== TASK TO CARRY OUT ==
Tally every line of the material that includes "With", then give the tally and nothing else.

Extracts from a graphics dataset
-- start --

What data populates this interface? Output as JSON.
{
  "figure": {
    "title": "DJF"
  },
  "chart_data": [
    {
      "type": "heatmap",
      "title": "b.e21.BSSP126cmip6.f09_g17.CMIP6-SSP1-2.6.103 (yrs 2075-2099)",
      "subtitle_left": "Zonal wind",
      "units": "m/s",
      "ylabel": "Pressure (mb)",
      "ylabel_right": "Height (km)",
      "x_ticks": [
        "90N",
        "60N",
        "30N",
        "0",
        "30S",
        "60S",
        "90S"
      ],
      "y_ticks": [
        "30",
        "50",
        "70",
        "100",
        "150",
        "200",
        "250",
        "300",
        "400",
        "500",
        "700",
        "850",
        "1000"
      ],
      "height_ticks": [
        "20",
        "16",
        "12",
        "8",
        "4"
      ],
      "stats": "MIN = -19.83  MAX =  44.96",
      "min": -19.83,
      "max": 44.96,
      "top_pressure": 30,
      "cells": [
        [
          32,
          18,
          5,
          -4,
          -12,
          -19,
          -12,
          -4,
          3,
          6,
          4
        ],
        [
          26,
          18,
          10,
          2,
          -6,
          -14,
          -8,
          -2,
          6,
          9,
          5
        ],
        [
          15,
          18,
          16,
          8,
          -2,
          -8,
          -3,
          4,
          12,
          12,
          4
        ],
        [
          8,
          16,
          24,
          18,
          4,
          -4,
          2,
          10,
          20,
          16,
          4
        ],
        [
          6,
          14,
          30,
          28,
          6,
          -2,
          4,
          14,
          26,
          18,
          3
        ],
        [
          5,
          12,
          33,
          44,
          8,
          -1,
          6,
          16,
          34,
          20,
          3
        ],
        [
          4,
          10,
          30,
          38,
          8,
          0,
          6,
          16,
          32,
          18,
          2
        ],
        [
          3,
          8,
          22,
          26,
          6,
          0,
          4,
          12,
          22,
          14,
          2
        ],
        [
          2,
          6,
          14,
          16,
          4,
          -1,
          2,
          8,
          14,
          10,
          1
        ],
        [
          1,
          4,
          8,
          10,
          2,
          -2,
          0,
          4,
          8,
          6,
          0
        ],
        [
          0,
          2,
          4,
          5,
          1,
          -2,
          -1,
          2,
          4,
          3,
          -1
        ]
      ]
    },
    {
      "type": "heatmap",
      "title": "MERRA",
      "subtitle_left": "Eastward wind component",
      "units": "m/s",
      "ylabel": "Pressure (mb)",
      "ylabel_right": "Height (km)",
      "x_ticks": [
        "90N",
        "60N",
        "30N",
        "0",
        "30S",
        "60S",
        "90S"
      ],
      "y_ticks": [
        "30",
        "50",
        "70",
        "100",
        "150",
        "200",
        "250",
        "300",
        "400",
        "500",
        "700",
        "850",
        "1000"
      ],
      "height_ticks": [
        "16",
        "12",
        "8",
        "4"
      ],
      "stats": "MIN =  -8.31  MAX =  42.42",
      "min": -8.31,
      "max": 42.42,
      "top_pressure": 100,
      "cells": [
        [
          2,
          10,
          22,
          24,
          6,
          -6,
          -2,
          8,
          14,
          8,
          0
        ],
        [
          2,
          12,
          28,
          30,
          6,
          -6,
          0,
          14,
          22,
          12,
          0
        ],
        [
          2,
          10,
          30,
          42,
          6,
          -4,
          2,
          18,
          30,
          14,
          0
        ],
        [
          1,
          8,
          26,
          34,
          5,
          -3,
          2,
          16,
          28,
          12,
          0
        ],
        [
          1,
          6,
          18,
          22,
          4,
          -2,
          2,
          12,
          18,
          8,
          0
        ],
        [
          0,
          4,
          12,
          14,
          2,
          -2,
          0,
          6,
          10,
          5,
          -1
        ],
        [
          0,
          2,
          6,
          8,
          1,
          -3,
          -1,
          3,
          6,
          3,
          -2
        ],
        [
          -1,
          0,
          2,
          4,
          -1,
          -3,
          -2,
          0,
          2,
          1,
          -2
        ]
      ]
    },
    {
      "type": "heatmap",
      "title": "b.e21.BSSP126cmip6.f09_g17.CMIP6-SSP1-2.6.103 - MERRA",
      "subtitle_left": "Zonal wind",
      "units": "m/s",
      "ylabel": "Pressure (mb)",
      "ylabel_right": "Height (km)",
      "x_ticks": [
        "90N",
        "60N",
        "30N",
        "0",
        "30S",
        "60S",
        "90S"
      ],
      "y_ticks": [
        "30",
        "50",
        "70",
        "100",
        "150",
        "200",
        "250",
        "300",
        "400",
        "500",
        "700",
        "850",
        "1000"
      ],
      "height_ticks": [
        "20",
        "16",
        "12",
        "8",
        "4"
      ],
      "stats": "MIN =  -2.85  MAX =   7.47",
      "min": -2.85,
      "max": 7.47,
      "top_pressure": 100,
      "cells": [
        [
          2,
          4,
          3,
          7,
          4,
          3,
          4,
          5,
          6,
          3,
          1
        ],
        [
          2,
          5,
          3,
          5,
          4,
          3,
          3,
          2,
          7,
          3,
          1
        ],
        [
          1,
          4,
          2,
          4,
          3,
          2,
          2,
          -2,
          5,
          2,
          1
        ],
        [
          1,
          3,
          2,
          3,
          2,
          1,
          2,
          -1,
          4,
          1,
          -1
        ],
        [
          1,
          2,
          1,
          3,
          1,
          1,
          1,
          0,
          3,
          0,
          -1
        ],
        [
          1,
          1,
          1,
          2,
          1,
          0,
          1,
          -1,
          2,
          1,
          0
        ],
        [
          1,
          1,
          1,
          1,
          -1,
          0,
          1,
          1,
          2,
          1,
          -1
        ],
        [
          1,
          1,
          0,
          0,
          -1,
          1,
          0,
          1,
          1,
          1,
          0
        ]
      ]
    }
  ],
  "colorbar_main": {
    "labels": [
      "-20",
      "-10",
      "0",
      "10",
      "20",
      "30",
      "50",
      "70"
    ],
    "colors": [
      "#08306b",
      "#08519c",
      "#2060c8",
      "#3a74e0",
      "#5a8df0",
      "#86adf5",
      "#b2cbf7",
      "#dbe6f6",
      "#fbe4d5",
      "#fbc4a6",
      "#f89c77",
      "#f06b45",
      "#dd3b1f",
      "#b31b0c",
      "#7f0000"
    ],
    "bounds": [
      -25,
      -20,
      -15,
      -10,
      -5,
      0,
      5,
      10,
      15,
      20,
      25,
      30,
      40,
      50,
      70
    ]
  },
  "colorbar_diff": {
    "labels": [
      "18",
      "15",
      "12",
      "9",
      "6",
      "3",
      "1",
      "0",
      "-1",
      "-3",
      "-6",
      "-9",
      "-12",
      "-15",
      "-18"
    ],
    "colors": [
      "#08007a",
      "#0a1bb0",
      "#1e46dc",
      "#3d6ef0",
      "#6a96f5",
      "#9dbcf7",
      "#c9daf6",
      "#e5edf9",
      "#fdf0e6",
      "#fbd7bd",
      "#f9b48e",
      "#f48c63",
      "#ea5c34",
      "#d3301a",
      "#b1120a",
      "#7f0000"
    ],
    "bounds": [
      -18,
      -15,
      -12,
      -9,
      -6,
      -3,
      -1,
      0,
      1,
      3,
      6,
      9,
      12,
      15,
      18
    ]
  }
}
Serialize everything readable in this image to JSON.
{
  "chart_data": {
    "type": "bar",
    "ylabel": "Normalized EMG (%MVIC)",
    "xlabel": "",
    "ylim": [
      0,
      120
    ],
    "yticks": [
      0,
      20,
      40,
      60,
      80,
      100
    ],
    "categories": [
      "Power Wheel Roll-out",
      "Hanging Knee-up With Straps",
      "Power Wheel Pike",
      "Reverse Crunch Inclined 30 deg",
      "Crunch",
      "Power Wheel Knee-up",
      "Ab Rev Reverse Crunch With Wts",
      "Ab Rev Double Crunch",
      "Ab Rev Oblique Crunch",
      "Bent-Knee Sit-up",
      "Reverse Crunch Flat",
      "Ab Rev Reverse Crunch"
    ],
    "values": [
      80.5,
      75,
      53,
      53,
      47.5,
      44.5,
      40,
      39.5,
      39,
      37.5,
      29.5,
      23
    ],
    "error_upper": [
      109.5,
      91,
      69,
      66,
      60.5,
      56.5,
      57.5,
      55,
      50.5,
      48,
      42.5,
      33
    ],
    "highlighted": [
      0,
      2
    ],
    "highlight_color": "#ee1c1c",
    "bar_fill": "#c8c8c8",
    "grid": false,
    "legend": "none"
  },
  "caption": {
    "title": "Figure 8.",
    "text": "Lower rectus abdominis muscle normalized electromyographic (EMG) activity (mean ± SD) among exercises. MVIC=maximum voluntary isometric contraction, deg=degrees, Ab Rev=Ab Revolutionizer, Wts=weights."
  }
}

-- end --

== RESULT BELOW ==
2